Extracted records:
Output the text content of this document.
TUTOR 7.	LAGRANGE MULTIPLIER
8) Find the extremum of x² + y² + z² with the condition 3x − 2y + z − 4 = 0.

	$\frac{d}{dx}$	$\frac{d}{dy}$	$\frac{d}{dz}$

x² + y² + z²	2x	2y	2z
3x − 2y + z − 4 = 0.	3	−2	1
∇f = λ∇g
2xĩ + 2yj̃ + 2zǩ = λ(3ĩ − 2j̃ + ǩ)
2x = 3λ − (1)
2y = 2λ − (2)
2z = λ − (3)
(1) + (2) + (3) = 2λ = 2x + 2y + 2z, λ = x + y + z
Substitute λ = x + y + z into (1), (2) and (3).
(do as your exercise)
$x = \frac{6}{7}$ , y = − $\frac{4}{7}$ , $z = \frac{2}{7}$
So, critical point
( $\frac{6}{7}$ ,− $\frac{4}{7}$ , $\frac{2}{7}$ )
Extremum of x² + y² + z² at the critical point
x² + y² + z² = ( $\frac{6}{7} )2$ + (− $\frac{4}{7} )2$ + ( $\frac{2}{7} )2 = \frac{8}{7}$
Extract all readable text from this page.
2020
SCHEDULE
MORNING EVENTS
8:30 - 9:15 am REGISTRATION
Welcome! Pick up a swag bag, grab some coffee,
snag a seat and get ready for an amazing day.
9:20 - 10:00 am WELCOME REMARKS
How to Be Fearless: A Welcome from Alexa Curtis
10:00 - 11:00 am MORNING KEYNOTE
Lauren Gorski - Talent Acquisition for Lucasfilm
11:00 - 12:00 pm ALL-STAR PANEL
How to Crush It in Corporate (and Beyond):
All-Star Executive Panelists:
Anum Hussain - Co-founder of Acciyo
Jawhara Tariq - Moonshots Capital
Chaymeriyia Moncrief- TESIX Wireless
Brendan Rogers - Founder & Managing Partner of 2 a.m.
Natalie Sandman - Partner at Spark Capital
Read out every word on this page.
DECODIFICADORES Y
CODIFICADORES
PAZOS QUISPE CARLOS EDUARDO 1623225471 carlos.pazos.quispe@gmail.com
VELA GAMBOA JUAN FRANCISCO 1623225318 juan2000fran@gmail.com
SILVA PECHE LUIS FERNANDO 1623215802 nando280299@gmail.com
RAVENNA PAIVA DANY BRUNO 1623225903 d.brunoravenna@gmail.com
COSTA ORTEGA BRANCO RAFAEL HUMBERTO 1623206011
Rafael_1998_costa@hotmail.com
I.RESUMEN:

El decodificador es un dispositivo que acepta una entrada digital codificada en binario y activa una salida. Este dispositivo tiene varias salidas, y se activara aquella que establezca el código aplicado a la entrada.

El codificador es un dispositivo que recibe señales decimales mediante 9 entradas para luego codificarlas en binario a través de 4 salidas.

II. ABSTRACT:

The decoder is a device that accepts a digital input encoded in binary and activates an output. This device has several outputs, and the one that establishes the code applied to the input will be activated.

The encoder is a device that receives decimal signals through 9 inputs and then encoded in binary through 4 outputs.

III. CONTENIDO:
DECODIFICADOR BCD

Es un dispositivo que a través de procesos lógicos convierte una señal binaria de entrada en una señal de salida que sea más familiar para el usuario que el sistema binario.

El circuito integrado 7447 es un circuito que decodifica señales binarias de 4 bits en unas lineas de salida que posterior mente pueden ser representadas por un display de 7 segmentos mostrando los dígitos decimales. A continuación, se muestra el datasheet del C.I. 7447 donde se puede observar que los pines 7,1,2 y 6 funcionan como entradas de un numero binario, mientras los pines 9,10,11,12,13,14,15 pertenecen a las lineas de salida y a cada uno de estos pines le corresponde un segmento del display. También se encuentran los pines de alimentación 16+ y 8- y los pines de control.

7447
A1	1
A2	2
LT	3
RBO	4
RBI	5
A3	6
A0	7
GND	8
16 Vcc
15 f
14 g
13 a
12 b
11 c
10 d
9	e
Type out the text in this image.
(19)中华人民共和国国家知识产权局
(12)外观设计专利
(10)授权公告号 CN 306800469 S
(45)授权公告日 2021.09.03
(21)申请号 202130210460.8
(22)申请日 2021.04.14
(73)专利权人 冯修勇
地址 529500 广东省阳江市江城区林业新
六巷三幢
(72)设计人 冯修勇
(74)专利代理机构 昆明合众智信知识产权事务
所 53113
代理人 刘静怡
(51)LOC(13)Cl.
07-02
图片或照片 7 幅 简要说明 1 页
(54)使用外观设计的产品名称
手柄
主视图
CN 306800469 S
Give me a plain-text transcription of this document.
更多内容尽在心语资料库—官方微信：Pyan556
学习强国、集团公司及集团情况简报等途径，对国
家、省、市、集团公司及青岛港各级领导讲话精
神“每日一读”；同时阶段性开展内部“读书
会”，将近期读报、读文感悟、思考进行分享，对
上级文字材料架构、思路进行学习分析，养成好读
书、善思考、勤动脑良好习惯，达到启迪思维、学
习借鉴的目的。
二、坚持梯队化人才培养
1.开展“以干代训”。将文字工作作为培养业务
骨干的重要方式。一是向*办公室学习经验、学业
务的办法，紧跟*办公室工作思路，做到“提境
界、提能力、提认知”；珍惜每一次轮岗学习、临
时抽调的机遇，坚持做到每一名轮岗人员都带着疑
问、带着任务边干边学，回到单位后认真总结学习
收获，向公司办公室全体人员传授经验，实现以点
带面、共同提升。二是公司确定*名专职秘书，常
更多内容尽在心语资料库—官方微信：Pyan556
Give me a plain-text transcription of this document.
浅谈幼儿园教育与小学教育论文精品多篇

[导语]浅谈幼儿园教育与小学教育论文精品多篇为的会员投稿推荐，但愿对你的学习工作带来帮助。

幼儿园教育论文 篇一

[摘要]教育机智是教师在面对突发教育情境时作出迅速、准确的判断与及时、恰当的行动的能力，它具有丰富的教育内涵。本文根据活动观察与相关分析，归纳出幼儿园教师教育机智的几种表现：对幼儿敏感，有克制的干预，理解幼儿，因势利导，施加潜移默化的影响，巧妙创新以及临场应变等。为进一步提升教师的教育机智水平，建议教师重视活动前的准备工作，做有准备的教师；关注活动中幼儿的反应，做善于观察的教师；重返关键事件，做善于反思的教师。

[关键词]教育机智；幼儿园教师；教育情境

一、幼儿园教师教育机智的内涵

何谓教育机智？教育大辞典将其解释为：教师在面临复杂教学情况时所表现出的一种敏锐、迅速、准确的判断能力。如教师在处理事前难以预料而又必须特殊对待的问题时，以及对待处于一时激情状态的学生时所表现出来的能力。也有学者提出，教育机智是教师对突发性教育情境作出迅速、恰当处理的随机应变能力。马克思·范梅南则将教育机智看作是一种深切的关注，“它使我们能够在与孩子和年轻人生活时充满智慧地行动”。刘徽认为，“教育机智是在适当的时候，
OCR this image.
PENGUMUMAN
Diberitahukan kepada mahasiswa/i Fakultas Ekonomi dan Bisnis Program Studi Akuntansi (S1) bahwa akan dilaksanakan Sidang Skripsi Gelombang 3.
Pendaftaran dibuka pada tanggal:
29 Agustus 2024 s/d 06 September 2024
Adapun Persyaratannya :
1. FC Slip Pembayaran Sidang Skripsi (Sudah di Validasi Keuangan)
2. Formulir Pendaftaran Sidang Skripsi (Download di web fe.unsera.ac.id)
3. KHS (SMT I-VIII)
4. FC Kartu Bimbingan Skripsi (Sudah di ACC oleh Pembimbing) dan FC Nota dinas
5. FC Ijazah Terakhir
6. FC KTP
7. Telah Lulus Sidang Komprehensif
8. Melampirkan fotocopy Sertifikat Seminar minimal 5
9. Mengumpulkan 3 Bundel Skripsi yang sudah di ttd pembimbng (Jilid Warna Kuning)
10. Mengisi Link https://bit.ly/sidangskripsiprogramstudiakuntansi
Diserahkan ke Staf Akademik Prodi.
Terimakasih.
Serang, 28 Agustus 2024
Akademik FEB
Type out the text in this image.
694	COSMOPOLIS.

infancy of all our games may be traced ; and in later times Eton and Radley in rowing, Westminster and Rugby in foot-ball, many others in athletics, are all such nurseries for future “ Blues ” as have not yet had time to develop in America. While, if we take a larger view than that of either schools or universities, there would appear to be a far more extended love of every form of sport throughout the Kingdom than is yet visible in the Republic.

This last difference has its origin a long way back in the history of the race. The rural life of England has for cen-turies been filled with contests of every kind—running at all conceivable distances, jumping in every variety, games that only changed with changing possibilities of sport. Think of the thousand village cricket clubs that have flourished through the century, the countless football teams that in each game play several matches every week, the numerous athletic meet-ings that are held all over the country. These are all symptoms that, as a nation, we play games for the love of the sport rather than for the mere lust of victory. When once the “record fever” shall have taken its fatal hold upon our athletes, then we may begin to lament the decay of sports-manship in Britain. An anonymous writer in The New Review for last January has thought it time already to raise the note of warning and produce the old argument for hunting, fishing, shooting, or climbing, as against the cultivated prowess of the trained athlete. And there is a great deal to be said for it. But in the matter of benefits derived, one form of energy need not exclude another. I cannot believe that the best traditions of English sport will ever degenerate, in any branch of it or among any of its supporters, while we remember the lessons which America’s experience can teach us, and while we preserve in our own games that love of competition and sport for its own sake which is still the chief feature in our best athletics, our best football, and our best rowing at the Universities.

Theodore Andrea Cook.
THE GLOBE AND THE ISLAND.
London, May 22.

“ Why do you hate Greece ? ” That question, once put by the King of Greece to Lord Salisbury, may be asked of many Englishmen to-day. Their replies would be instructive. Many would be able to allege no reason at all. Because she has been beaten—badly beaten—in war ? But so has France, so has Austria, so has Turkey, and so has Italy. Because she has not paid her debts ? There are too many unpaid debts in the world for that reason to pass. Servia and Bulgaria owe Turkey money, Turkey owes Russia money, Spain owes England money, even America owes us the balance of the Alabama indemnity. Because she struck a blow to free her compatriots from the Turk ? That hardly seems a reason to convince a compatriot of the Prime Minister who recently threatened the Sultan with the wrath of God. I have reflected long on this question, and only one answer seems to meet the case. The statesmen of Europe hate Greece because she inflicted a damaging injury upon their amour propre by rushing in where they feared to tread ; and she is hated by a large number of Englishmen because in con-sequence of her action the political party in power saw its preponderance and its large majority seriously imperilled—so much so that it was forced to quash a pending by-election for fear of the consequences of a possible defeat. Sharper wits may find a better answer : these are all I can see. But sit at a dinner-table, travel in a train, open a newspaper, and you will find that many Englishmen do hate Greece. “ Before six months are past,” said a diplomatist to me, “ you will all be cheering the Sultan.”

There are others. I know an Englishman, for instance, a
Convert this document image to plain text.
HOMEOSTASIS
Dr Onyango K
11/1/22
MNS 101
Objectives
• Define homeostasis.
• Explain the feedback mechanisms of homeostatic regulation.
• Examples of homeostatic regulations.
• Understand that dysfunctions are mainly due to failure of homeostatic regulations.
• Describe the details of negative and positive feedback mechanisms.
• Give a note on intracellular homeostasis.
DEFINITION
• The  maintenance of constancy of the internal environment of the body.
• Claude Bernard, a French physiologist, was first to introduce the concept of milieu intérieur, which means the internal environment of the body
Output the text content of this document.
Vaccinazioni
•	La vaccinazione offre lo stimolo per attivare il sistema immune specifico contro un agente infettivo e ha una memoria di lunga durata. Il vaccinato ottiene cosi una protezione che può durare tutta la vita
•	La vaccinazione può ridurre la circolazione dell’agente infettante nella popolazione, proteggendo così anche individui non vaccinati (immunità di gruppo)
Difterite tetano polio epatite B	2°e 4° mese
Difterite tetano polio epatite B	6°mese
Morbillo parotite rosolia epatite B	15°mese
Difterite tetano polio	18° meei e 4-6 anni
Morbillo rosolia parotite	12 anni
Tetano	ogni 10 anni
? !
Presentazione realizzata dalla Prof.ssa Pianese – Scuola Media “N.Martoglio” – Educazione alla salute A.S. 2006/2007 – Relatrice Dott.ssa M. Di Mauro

The task:
Copy out each line that contains the word "environment".

Output for this task:
• The  maintenance of constancy of the internal environment of the body.
• Claude Bernard, a French physiologist, was first to introduce the concept of milieu intérieur, which means the internal environment of the body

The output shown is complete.